**EXERCISE**
Repeat every record below exactly as written.

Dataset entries

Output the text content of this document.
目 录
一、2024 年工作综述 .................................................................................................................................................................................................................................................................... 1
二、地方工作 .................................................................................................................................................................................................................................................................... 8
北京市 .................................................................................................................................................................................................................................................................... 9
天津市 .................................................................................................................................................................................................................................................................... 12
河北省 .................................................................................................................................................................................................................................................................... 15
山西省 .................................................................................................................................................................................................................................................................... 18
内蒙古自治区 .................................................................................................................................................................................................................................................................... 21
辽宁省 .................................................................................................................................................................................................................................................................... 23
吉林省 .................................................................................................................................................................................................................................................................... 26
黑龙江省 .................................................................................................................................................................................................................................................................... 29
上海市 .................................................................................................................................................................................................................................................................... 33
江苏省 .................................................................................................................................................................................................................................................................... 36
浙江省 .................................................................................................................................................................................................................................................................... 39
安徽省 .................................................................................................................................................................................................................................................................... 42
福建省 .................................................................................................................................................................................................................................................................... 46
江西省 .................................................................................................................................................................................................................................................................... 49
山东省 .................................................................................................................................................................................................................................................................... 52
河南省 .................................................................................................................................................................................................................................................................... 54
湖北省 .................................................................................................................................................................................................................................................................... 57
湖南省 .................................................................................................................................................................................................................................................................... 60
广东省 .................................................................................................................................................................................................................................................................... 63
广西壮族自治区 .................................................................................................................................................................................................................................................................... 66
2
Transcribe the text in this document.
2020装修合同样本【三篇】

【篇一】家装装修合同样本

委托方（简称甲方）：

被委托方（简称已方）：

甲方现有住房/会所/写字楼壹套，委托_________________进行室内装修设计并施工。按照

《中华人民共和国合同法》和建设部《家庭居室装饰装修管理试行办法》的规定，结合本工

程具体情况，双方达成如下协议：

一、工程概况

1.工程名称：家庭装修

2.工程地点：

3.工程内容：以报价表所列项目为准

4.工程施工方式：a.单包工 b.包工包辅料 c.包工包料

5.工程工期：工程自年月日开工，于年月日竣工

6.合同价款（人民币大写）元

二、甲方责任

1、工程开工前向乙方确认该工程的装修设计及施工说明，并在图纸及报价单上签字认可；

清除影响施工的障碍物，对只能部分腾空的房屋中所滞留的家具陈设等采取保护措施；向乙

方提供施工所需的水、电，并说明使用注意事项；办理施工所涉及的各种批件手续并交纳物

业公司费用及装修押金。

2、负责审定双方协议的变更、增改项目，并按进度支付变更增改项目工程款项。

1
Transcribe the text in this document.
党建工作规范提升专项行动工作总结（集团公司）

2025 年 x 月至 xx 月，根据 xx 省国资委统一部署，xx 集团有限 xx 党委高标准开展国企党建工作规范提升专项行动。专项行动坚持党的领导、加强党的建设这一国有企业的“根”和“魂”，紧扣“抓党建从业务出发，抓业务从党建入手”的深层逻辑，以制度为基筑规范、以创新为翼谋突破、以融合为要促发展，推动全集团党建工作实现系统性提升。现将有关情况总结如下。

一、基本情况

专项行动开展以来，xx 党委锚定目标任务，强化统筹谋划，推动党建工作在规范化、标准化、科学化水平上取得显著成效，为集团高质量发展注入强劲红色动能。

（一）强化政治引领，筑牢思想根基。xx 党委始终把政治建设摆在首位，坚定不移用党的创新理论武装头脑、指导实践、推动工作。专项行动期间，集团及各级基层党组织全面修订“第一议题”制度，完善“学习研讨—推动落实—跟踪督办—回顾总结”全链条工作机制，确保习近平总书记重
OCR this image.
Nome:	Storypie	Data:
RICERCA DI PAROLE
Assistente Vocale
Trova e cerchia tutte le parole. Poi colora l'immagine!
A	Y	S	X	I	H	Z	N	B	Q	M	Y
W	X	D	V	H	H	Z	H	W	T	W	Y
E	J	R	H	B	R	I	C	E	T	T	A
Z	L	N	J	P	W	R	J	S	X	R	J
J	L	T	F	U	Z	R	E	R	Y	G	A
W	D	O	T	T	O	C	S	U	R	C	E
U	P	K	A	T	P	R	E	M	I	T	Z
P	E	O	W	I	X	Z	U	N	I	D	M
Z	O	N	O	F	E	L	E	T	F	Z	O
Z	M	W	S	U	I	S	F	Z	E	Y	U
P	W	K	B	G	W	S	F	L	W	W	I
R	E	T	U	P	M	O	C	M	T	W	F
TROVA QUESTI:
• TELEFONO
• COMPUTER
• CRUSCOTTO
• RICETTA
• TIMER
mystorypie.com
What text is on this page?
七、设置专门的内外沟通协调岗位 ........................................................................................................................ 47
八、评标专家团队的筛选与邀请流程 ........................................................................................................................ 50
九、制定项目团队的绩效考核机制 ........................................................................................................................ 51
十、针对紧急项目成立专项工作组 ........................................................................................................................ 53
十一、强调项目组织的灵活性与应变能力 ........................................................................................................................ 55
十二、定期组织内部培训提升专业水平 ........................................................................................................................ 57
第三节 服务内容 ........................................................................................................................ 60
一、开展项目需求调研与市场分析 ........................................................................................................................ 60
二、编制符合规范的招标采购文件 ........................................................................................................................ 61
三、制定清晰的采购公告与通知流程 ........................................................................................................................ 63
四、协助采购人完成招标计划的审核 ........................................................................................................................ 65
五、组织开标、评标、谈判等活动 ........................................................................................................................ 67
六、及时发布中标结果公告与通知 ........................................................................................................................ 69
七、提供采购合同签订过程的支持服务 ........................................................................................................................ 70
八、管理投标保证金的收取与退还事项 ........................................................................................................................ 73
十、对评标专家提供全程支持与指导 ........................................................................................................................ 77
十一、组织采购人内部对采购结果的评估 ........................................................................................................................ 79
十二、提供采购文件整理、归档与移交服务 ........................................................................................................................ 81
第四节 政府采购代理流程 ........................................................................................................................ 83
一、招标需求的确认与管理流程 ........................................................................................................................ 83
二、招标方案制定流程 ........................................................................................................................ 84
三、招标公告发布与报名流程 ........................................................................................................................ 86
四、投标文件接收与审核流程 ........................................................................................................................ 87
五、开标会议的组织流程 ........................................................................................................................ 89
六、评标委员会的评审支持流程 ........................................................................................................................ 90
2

**OUTPUT OF THE EXERCISE**
Output the text content of this document.
目 录
一、2024 年工作综述 .................................................................................................................................................................................................................................................................... 1
二、地方工作 .................................................................................................................................................................................................................................................................... 8
北京市 .................................................................................................................................................................................................................................................................... 9
天津市 .................................................................................................................................................................................................................................................................... 12
河北省 .................................................................................................................................................................................................................................................................... 15
山西省 .................................................................................................................................................................................................................................................................... 18
内蒙古自治区 .................................................................................................................................................................................................................................................................... 21
辽宁省 .................................................................................................................................................................................................................................................................... 23
吉林省 .................................................................................................................................................................................................................................................................... 26
黑龙江省 .................................................................................................................................................................................................................................................................... 29
上海市 .................................................................................................................................................................................................................................................................... 33
江苏省 .................................................................................................................................................................................................................................................................... 36
浙江省 .................................................................................................................................................................................................................................................................... 39
安徽省 .................................................................................................................................................................................................................................................................... 42
福建省 .................................................................................................................................................................................................................................................................... 46
江西省 .................................................................................................................................................................................................................................................................... 49
山东省 .................................................................................................................................................................................................................................................................... 52
河南省 .................................................................................................................................................................................................................................................................... 54
湖北省 .................................................................................................................................................................................................................................................................... 57
湖南省 .................................................................................................................................................................................................................................................................... 60
广东省 .................................................................................................................................................................................................................................................................... 63
广西壮族自治区 .................................................................................................................................................................................................................................................................... 66
2
Transcribe the text in this document.
2020装修合同样本【三篇】

【篇一】家装装修合同样本

委托方（简称甲方）：

被委托方（简称已方）：

甲方现有住房/会所/写字楼壹套，委托_________________进行室内装修设计并施工。按照

《中华人民共和国合同法》和建设部《家庭居室装饰装修管理试行办法》的规定，结合本工

程具体情况，双方达成如下协议：

一、工程概况

1.工程名称：家庭装修

2.工程地点：

3.工程内容：以报价表所列项目为准

4.工程施工方式：a.单包工 b.包工包辅料 c.包工包料

5.工程工期：工程自年月日开工，于年月日竣工

6.合同价款（人民币大写）元

二、甲方责任

1、工程开工前向乙方确认该工程的装修设计及施工说明，并在图纸及报价单上签字认可；

清除影响施工的障碍物，对只能部分腾空的房屋中所滞留的家具陈设等采取保护措施；向乙

方提供施工所需的水、电，并说明使用注意事项；办理施工所涉及的各种批件手续并交纳物

业公司费用及装修押金。

2、负责审定双方协议的变更、增改项目，并按进度支付变更增改项目工程款项。

1
Transcribe the text in this document.
党建工作规范提升专项行动工作总结（集团公司）

2025 年 x 月至 xx 月，根据 xx 省国资委统一部署，xx 集团有限 xx 党委高标准开展国企党建工作规范提升专项行动。专项行动坚持党的领导、加强党的建设这一国有企业的“根”和“魂”，紧扣“抓党建从业务出发，抓业务从党建入手”的深层逻辑，以制度为基筑规范、以创新为翼谋突破、以融合为要促发展，推动全集团党建工作实现系统性提升。现将有关情况总结如下。

一、基本情况

专项行动开展以来，xx 党委锚定目标任务，强化统筹谋划，推动党建工作在规范化、标准化、科学化水平上取得显著成效，为集团高质量发展注入强劲红色动能。

（一）强化政治引领，筑牢思想根基。xx 党委始终把政治建设摆在首位，坚定不移用党的创新理论武装头脑、指导实践、推动工作。专项行动期间，集团及各级基层党组织全面修订“第一议题”制度，完善“学习研讨—推动落实—跟踪督办—回顾总结”全链条工作机制，确保习近平总书记重
OCR this image.
Nome:	Storypie	Data:
RICERCA DI PAROLE
Assistente Vocale
Trova e cerchia tutte le parole. Poi colora l'immagine!
A	Y	S	X	I	H	Z	N	B	Q	M	Y
W	X	D	V	H	H	Z	H	W	T	W	Y
E	J	R	H	B	R	I	C	E	T	T	A
Z	L	N	J	P	W	R	J	S	X	R	J
J	L	T	F	U	Z	R	E	R	Y	G	A
W	D	O	T	T	O	C	S	U	R	C	E
U	P	K	A	T	P	R	E	M	I	T	Z
P	E	O	W	I	X	Z	U	N	I	D	M
Z	O	N	O	F	E	L	E	T	F	Z	O
Z	M	W	S	U	I	S	F	Z	E	Y	U
P	W	K	B	G	W	S	F	L	W	W	I
R	E	T	U	P	M	O	C	M	T	W	F
TROVA QUESTI:
• TELEFONO
• COMPUTER
• CRUSCOTTO
• RICETTA
• TIMER
mystorypie.com
What text is on this page?
七、设置专门的内外沟通协调岗位 ........................................................................................................................ 47
八、评标专家团队的筛选与邀请流程 ........................................................................................................................ 50
九、制定项目团队的绩效考核机制 ........................................................................................................................ 51
十、针对紧急项目成立专项工作组 ........................................................................................................................ 53
十一、强调项目组织的灵活性与应变能力 ........................................................................................................................ 55
十二、定期组织内部培训提升专业水平 ........................................................................................................................ 57
第三节 服务内容 ........................................................................................................................ 60
一、开展项目需求调研与市场分析 ........................................................................................................................ 60
二、编制符合规范的招标采购文件 ........................................................................................................................ 61
三、制定清晰的采购公告与通知流程 ........................................................................................................................ 63
四、协助采购人完成招标计划的审核 ........................................................................................................................ 65
五、组织开标、评标、谈判等活动 ........................................................................................................................ 67
六、及时发布中标结果公告与通知 ........................................................................................................................ 69
七、提供采购合同签订过程的支持服务 ........................................................................................................................ 70
八、管理投标保证金的收取与退还事项 ........................................................................................................................ 73
十、对评标专家提供全程支持与指导 ........................................................................................................................ 77
十一、组织采购人内部对采购结果的评估 ........................................................................................................................ 79
十二、提供采购文件整理、归档与移交服务 ........................................................................................................................ 81
第四节 政府采购代理流程 ........................................................................................................................ 83
一、招标需求的确认与管理流程 ........................................................................................................................ 83
二、招标方案制定流程 ........................................................................................................................ 84
三、招标公告发布与报名流程 ........................................................................................................................ 86
四、投标文件接收与审核流程 ........................................................................................................................ 87
五、开标会议的组织流程 ........................................................................................................................ 89
六、评标委员会的评审支持流程 ........................................................................................................................ 90
2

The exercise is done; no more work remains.